* Extracted data *
# # #

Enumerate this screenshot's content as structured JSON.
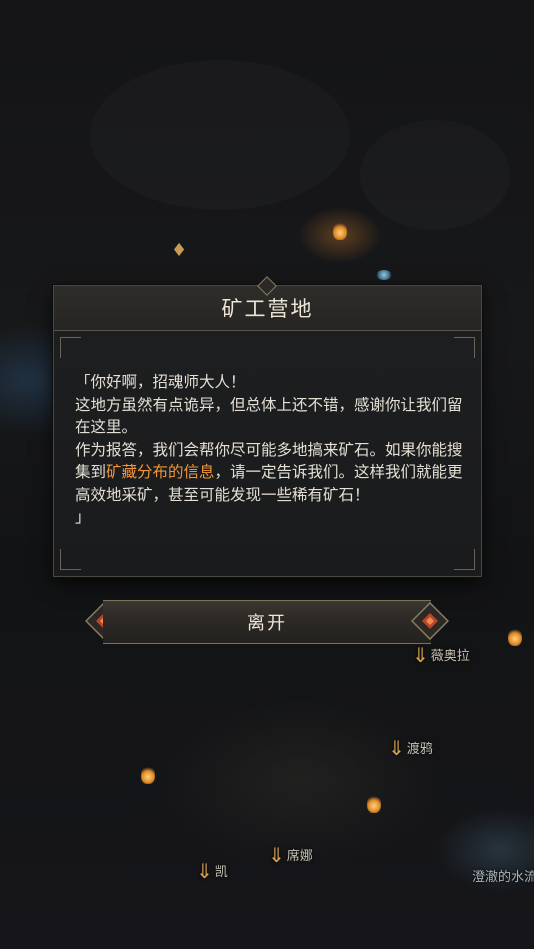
{
  "dialog": {
    "title": "矿工营地",
    "lines": {
      "open_quote": "「你好啊，招魂师大人！",
      "para1": "这地方虽然有点诡异，但总体上还不错，感谢你让我们留在这里。",
      "para2_before": "作为报答，我们会帮你尽可能多地搞来矿石。如果你能搜集到",
      "para2_highlight": "矿藏分布的信息",
      "para2_after": "，请一定告诉我们。这样我们就能更高效地采矿，甚至可能发现一些稀有矿石！",
      "close_quote": "」"
    }
  },
  "leave_button": {
    "label": "离开"
  },
  "map_labels": {
    "weiaola": "薇奥拉",
    "duya": "渡鸦",
    "xina": "席娜",
    "kai": "凯",
    "water": "澄澈的水流"
  },
  "colors": {
    "highlight": "#f0963a",
    "dialog_bg": "#1b1c1e",
    "title_text": "#ece6d8"
  },
  "icons": {
    "location": "location-pin-icon",
    "down_arrow": "down-arrow-marker-icon",
    "ornament": "diamond-ornament-icon"
  }
}
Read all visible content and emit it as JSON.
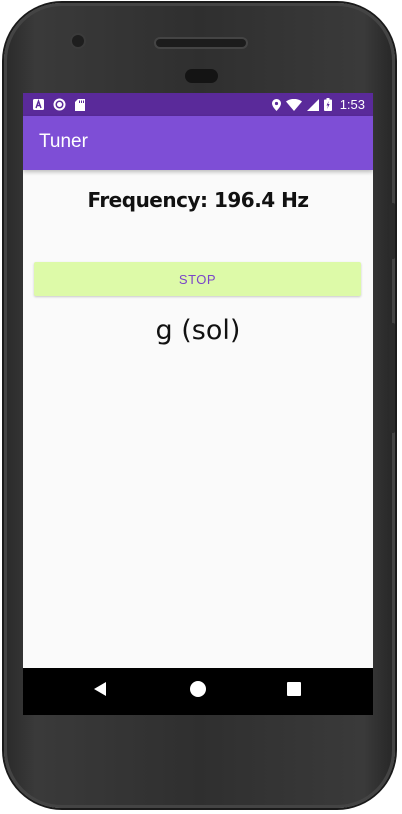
{
  "status_bar": {
    "time": "1:53",
    "left_icons": [
      "a-badge-icon",
      "circle-icon",
      "sd-card-icon"
    ],
    "right_icons": [
      "location-icon",
      "wifi-icon",
      "signal-icon",
      "battery-charging-icon"
    ]
  },
  "app_bar": {
    "title": "Tuner"
  },
  "main": {
    "frequency_text": "Frequency: 196.4 Hz",
    "stop_label": "STOP",
    "note_text": "g (sol)"
  },
  "nav_bar": {
    "back_icon": "back-triangle-icon",
    "home_icon": "home-circle-icon",
    "recents_icon": "recents-square-icon"
  },
  "colors": {
    "status_bar": "#5a2a9a",
    "app_bar": "#7e4ed6",
    "button_bg": "#ddfaa8",
    "button_text": "#7a45c9",
    "screen_bg": "#fafafa"
  }
}
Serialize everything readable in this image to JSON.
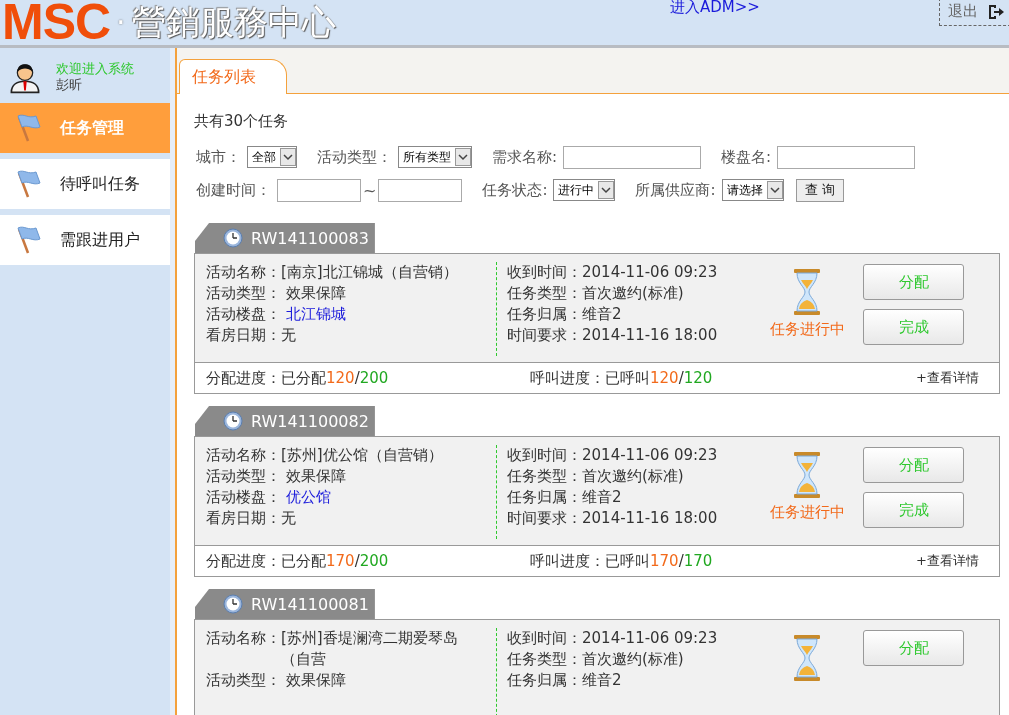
{
  "header": {
    "logo": "MSC",
    "separator": "·",
    "title": "營銷服務中心",
    "adm_link": "进入ADM>>",
    "logout": "退出"
  },
  "user": {
    "welcome": "欢迎进入系统",
    "name": "彭昕"
  },
  "menu": [
    {
      "label": "任务管理",
      "selected": true
    },
    {
      "label": "待呼叫任务",
      "selected": false
    },
    {
      "label": "需跟进用户",
      "selected": false
    }
  ],
  "tab": {
    "label": "任务列表"
  },
  "summary": "共有30个任务",
  "filters": [
    [
      {
        "kind": "select",
        "label": "城市：",
        "value": "全部"
      },
      {
        "kind": "select",
        "label": "活动类型：",
        "value": "所有类型"
      },
      {
        "kind": "input",
        "label": "需求名称:"
      },
      {
        "kind": "input",
        "label": "楼盘名:"
      }
    ],
    [
      {
        "kind": "range",
        "label": "创建时间：",
        "separator": "~"
      },
      {
        "kind": "select",
        "label": "任务状态:",
        "value": "进行中"
      },
      {
        "kind": "select",
        "label": "所属供应商:",
        "value": "请选择"
      },
      {
        "kind": "button",
        "label": "查 询"
      }
    ]
  ],
  "tasks": [
    {
      "id": "RW141100083",
      "left": [
        {
          "label": "活动名称：",
          "value": "[南京]北江锦城（自营销）",
          "link": false
        },
        {
          "label": "活动类型：",
          "value": " 效果保障",
          "link": false
        },
        {
          "label": "活动楼盘：",
          "value": " 北江锦城",
          "link": true
        },
        {
          "label": "看房日期：",
          "value": "无",
          "link": false
        }
      ],
      "right": [
        {
          "label": "收到时间：",
          "value": "2014-11-06 09:23"
        },
        {
          "label": "任务类型：",
          "value": "首次邀约(标准)"
        },
        {
          "label": "任务归属：",
          "value": "维音2"
        },
        {
          "label": "时间要求：",
          "value": "2014-11-16 18:00"
        }
      ],
      "status": "任务进行中",
      "buttons": [
        "分配",
        "完成"
      ],
      "progress": [
        {
          "label": "分配进度：已分配",
          "done": "120",
          "separator": "/",
          "total": "200"
        },
        {
          "label": "呼叫进度：已呼叫",
          "done": "120",
          "separator": "/",
          "total": "120"
        }
      ],
      "detail": "+查看详情"
    },
    {
      "id": "RW141100082",
      "left": [
        {
          "label": "活动名称：",
          "value": "[苏州]优公馆（自营销）",
          "link": false
        },
        {
          "label": "活动类型：",
          "value": " 效果保障",
          "link": false
        },
        {
          "label": "活动楼盘：",
          "value": " 优公馆",
          "link": true
        },
        {
          "label": "看房日期：",
          "value": "无",
          "link": false
        }
      ],
      "right": [
        {
          "label": "收到时间：",
          "value": "2014-11-06 09:23"
        },
        {
          "label": "任务类型：",
          "value": "首次邀约(标准)"
        },
        {
          "label": "任务归属：",
          "value": "维音2"
        },
        {
          "label": "时间要求：",
          "value": "2014-11-16 18:00"
        }
      ],
      "status": "任务进行中",
      "buttons": [
        "分配",
        "完成"
      ],
      "progress": [
        {
          "label": "分配进度：已分配",
          "done": "170",
          "separator": "/",
          "total": "200"
        },
        {
          "label": "呼叫进度：已呼叫",
          "done": "170",
          "separator": "/",
          "total": "170"
        }
      ],
      "detail": "+查看详情"
    },
    {
      "id": "RW141100081",
      "left": [
        {
          "label": "活动名称：",
          "value": "[苏州]香堤澜湾二期爱琴岛（自营",
          "link": false
        },
        {
          "label": "活动类型：",
          "value": " 效果保障",
          "link": false
        }
      ],
      "right": [
        {
          "label": "收到时间：",
          "value": "2014-11-06 09:23"
        },
        {
          "label": "任务类型：",
          "value": "首次邀约(标准)"
        },
        {
          "label": "任务归属：",
          "value": "维音2"
        }
      ],
      "buttons": [
        "分配"
      ]
    }
  ]
}
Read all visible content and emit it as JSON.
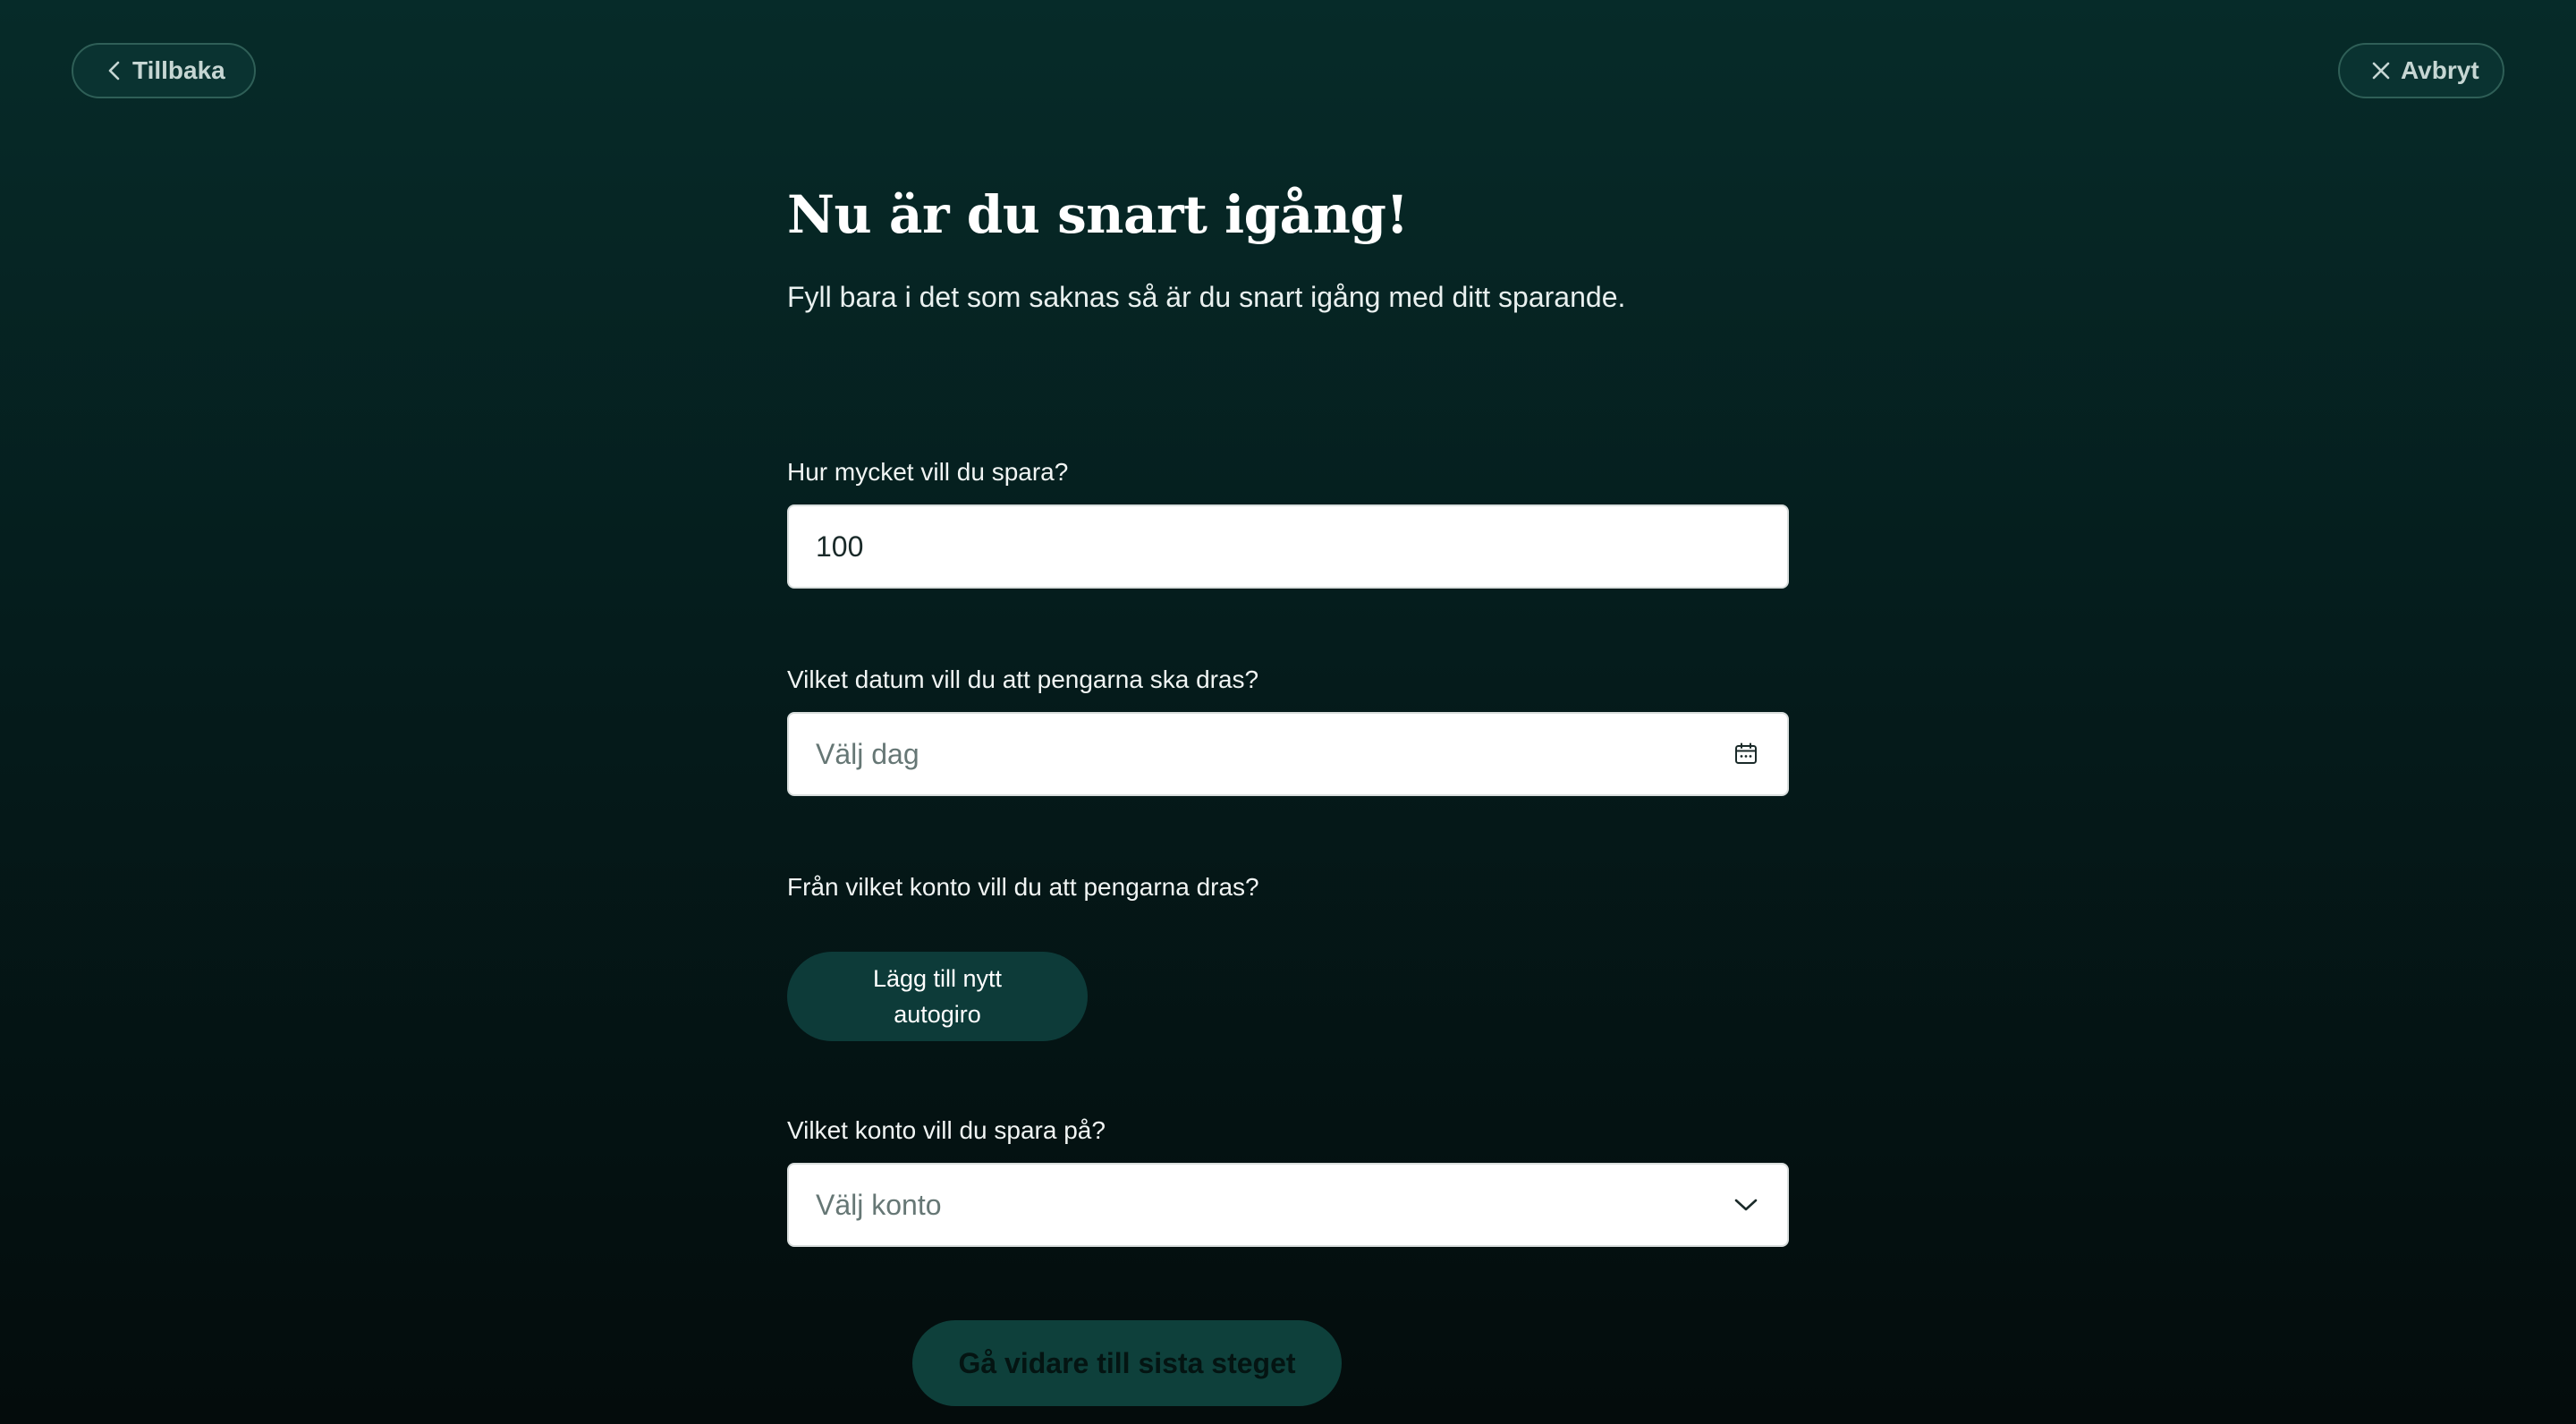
{
  "nav": {
    "back_label": "Tillbaka",
    "cancel_label": "Avbryt"
  },
  "header": {
    "title": "Nu är du snart igång!",
    "subtitle": "Fyll bara i det som saknas så är du snart igång med ditt sparande."
  },
  "form": {
    "amount": {
      "label": "Hur mycket vill du spara?",
      "value": "100"
    },
    "date": {
      "label": "Vilket datum vill du att pengarna ska dras?",
      "placeholder": "Välj dag",
      "icon": "calendar-icon"
    },
    "source_account": {
      "label": "Från vilket konto vill du att pengarna dras?",
      "button_label": "Lägg till nytt autogiro"
    },
    "target_account": {
      "label": "Vilket konto vill du spara på?",
      "placeholder": "Välj konto",
      "icon": "chevron-down-icon"
    },
    "submit_label": "Gå vidare till sista steget"
  },
  "colors": {
    "background_top": "#062b29",
    "background_bottom": "#040c0c",
    "primary_button": "#0e403b",
    "secondary_button": "#0d3b39"
  }
}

# # #

* Your task *
State the count of lines above containing the string "snart", and add nothing to it.

* Solution *
2